## Goal of the exercise
Every line that includes the word "title" is to be listed.

## Provided entries
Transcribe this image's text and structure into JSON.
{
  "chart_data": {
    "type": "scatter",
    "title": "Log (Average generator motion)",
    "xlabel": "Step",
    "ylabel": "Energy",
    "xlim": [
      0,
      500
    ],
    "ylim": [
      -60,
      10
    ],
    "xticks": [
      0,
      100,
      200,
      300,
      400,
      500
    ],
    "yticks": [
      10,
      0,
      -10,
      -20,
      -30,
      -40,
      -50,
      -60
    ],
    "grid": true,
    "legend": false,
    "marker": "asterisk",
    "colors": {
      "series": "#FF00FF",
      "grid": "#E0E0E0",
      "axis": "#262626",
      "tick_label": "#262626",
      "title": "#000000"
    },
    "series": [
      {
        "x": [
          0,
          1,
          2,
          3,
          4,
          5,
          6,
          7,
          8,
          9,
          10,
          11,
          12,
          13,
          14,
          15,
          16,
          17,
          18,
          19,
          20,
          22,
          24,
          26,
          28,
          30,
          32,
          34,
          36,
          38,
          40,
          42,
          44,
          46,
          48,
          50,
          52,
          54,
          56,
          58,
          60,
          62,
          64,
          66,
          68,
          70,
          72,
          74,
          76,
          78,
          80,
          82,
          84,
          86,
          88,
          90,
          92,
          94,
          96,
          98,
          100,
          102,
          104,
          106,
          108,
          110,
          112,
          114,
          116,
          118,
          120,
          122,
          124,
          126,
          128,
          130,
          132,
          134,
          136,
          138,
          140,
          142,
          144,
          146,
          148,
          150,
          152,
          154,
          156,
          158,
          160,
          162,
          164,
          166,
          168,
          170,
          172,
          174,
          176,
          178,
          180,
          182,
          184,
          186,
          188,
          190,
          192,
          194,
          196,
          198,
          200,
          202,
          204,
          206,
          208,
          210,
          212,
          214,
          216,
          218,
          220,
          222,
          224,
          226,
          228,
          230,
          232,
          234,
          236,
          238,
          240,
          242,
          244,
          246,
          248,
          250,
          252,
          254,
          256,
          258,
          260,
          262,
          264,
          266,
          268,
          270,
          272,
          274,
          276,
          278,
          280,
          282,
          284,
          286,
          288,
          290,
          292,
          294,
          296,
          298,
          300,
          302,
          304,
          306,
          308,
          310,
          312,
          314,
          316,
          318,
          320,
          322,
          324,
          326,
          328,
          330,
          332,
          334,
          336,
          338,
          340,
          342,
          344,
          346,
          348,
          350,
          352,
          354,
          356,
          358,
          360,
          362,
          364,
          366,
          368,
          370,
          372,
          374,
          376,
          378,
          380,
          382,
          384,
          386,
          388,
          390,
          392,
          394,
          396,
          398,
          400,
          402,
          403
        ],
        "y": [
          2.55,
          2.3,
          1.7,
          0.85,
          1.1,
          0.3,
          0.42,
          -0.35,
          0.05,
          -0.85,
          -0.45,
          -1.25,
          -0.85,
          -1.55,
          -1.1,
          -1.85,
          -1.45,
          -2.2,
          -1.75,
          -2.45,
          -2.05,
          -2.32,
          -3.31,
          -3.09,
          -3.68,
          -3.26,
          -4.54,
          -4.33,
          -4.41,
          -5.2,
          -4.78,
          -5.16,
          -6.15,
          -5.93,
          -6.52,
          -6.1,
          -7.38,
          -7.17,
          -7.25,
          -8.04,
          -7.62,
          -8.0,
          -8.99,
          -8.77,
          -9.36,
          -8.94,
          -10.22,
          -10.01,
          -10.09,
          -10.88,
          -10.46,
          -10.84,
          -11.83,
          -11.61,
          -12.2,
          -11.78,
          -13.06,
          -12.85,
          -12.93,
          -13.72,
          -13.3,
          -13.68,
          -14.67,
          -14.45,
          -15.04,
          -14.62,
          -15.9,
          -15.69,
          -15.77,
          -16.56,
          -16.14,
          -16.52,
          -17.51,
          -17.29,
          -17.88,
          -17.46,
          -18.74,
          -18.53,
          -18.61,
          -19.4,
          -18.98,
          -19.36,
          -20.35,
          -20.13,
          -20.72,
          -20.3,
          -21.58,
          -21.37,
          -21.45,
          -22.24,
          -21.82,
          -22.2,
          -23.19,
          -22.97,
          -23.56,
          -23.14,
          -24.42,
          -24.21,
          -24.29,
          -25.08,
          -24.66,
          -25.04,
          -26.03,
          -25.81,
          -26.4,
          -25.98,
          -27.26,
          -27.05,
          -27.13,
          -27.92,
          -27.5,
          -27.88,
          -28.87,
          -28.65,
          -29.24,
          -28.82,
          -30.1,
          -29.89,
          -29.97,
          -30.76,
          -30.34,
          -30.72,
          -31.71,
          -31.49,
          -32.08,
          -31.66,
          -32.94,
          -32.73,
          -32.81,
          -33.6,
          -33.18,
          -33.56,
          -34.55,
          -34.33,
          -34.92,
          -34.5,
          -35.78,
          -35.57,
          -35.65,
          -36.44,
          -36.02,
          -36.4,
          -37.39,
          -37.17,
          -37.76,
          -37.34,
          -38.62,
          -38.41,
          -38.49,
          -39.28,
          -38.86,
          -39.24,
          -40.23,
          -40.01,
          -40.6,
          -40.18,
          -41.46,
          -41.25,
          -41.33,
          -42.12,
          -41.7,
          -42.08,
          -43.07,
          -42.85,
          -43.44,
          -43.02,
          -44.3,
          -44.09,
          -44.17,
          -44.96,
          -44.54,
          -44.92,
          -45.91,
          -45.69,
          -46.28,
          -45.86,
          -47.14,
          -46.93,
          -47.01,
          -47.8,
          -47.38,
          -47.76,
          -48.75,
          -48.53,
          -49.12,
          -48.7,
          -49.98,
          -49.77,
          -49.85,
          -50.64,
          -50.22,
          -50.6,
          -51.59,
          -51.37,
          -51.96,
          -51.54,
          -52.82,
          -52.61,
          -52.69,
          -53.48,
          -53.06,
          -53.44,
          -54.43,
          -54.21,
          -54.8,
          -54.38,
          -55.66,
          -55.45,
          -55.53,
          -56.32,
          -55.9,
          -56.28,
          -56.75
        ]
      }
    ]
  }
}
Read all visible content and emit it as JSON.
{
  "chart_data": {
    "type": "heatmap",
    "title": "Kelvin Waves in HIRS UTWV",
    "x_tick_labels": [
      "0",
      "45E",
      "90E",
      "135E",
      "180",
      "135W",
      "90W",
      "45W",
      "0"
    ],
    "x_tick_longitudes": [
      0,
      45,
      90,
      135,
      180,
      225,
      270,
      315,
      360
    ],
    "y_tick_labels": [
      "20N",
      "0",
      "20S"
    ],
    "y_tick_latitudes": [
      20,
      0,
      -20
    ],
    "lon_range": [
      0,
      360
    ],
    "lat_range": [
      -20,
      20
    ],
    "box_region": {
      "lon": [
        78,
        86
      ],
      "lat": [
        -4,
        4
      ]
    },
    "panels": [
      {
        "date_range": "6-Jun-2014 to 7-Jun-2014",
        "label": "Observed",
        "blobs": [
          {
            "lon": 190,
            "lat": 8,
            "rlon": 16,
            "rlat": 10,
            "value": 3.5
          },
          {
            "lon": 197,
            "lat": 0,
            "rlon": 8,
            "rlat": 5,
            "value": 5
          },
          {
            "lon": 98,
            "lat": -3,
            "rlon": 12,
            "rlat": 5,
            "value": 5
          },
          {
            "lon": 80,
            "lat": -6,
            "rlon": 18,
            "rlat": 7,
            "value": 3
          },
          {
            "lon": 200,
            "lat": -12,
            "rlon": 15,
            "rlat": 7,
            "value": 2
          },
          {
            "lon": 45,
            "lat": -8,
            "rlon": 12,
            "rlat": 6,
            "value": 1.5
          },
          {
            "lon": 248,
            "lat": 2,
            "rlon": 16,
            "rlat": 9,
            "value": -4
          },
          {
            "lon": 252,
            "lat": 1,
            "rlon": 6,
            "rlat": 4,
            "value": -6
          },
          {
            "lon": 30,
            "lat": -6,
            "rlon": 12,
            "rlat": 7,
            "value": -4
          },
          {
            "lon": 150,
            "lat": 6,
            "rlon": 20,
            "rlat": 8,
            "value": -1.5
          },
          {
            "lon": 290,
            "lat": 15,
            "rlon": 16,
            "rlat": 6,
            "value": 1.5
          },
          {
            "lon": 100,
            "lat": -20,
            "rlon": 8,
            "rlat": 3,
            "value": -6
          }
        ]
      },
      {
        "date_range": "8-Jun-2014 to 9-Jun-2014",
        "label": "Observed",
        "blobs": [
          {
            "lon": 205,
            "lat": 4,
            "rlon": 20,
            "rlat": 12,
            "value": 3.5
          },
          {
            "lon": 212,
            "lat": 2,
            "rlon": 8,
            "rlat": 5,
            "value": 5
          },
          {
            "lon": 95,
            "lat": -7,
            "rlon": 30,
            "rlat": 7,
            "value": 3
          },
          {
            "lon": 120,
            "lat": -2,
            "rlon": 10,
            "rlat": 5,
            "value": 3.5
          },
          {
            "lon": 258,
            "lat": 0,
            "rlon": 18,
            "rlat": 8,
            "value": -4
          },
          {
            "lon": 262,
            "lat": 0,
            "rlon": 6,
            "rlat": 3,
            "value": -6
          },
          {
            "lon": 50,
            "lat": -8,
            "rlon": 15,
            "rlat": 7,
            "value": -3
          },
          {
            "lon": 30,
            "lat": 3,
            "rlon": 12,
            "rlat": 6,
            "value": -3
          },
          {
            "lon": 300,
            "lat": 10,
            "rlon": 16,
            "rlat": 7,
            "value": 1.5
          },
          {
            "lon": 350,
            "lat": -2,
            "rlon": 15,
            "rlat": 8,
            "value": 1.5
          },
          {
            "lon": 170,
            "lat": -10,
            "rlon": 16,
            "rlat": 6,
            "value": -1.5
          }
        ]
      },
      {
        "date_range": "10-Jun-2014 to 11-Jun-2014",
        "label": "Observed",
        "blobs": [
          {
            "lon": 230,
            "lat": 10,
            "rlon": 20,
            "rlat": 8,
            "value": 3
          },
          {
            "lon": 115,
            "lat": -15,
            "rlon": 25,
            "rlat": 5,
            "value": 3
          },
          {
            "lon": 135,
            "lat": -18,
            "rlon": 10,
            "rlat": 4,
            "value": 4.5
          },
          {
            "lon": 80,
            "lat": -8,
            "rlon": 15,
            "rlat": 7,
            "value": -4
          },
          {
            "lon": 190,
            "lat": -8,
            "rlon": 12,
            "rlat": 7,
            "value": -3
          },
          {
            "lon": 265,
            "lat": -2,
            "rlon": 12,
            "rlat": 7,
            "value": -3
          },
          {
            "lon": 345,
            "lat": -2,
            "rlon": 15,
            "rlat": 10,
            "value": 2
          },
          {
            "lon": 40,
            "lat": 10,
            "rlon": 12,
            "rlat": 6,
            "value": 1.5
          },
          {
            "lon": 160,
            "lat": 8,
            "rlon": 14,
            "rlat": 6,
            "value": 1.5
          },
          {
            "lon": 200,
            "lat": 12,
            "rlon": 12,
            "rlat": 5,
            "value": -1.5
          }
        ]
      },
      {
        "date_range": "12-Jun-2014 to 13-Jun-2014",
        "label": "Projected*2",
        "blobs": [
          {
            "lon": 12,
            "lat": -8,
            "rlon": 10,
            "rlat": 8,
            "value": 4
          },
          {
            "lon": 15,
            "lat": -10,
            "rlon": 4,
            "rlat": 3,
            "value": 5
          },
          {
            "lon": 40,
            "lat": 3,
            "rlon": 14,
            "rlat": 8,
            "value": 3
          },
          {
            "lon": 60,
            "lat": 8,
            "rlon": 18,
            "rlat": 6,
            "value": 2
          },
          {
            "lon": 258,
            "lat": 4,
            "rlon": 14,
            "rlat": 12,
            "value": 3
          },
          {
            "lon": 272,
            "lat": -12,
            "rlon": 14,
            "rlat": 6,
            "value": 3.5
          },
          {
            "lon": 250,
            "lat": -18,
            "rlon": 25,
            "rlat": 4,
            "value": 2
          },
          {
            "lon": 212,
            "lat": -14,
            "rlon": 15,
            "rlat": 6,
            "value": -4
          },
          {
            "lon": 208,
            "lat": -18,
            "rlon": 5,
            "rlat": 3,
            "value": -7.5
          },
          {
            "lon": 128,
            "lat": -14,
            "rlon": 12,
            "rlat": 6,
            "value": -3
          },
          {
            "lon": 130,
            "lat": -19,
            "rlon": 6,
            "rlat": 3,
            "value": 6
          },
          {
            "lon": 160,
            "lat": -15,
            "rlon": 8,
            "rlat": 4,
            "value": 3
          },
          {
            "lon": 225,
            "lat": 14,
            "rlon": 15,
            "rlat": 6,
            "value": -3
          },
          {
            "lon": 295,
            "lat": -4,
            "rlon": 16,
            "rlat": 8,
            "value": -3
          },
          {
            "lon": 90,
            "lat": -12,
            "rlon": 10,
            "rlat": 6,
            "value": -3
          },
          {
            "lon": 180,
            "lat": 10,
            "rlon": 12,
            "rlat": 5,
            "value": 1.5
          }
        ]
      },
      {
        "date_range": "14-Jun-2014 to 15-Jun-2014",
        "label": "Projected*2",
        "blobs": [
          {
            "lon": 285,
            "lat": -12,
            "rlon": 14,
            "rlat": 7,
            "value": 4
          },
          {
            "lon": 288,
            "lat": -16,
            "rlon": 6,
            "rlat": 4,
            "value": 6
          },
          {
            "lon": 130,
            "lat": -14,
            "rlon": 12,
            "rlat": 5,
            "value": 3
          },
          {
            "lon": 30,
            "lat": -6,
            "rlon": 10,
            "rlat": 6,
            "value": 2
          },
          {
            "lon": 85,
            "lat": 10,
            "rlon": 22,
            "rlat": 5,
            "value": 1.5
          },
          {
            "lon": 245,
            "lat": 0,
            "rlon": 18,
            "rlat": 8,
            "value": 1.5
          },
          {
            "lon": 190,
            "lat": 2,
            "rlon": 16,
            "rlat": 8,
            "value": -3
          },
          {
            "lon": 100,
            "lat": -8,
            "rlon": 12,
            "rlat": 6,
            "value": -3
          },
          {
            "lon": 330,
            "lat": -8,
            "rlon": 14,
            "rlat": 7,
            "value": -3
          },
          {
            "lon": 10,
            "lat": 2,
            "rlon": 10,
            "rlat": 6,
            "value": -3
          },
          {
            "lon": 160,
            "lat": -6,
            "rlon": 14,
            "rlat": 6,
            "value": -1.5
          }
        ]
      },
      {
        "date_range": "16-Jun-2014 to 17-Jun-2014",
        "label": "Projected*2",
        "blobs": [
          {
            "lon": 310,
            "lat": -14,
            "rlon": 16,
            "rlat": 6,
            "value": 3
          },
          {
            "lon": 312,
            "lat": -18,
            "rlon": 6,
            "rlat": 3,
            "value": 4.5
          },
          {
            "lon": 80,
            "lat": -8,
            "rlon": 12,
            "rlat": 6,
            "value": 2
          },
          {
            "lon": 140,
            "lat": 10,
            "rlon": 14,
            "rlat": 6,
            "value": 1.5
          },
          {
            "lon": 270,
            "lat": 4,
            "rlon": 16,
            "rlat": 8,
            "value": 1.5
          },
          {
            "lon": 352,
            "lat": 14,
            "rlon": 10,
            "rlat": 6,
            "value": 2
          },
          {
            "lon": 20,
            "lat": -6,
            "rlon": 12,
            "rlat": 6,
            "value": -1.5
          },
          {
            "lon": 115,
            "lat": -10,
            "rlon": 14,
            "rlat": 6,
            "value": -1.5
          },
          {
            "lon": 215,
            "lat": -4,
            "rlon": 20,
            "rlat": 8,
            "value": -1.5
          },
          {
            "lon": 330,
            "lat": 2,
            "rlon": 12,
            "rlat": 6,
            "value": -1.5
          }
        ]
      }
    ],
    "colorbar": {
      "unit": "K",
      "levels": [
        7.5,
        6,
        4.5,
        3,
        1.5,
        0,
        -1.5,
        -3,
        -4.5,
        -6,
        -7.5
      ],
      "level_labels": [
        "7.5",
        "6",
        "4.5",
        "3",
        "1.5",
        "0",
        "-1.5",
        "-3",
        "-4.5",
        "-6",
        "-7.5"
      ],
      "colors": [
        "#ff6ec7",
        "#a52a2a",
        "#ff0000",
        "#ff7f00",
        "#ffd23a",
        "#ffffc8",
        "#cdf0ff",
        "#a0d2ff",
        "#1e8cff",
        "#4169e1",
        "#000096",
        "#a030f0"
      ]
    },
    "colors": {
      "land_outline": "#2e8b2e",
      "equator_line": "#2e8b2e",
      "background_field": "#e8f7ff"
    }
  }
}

## The answer
    "title": "Log (Average generator motion)",
      "title": "#000000"
    "title": "Kelvin Waves in HIRS UTWV",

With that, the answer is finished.